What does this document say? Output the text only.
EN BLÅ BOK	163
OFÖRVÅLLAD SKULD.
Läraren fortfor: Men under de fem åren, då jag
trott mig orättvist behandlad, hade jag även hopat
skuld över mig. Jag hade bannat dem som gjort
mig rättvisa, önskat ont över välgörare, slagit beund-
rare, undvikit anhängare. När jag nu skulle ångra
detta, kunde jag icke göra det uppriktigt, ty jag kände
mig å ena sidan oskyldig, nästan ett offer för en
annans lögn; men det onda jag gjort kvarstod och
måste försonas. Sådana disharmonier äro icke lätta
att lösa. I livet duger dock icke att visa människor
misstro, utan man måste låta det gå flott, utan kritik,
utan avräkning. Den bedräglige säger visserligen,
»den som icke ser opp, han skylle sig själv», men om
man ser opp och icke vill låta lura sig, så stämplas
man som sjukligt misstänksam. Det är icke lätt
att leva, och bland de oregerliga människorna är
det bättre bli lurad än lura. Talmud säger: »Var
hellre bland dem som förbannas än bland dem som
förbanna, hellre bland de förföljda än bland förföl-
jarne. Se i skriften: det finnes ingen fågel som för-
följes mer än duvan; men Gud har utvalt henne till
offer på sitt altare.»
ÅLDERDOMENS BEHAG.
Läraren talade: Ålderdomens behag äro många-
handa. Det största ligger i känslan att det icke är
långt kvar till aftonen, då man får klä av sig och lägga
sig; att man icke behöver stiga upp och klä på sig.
============
_TASK DETAILS_. Retype the listing above in full, with no alterations.

_ANSWER_.
What does this document say? Output the text only.
EN BLÅ BOK	163
OFÖRVÅLLAD SKULD.
Läraren fortfor: Men under de fem åren, då jag
trott mig orättvist behandlad, hade jag även hopat
skuld över mig. Jag hade bannat dem som gjort
mig rättvisa, önskat ont över välgörare, slagit beund-
rare, undvikit anhängare. När jag nu skulle ångra
detta, kunde jag icke göra det uppriktigt, ty jag kände
mig å ena sidan oskyldig, nästan ett offer för en
annans lögn; men det onda jag gjort kvarstod och
måste försonas. Sådana disharmonier äro icke lätta
att lösa. I livet duger dock icke att visa människor
misstro, utan man måste låta det gå flott, utan kritik,
utan avräkning. Den bedräglige säger visserligen,
»den som icke ser opp, han skylle sig själv», men om
man ser opp och icke vill låta lura sig, så stämplas
man som sjukligt misstänksam. Det är icke lätt
att leva, och bland de oregerliga människorna är
det bättre bli lurad än lura. Talmud säger: »Var
hellre bland dem som förbannas än bland dem som
förbanna, hellre bland de förföljda än bland förföl-
jarne. Se i skriften: det finnes ingen fågel som för-
följes mer än duvan; men Gud har utvalt henne till
offer på sitt altare.»
ÅLDERDOMENS BEHAG.
Läraren talade: Ålderdomens behag äro många-
handa. Det största ligger i känslan att det icke är
långt kvar till aftonen, då man får klä av sig och lägga
sig; att man icke behöver stiga upp och klä på sig.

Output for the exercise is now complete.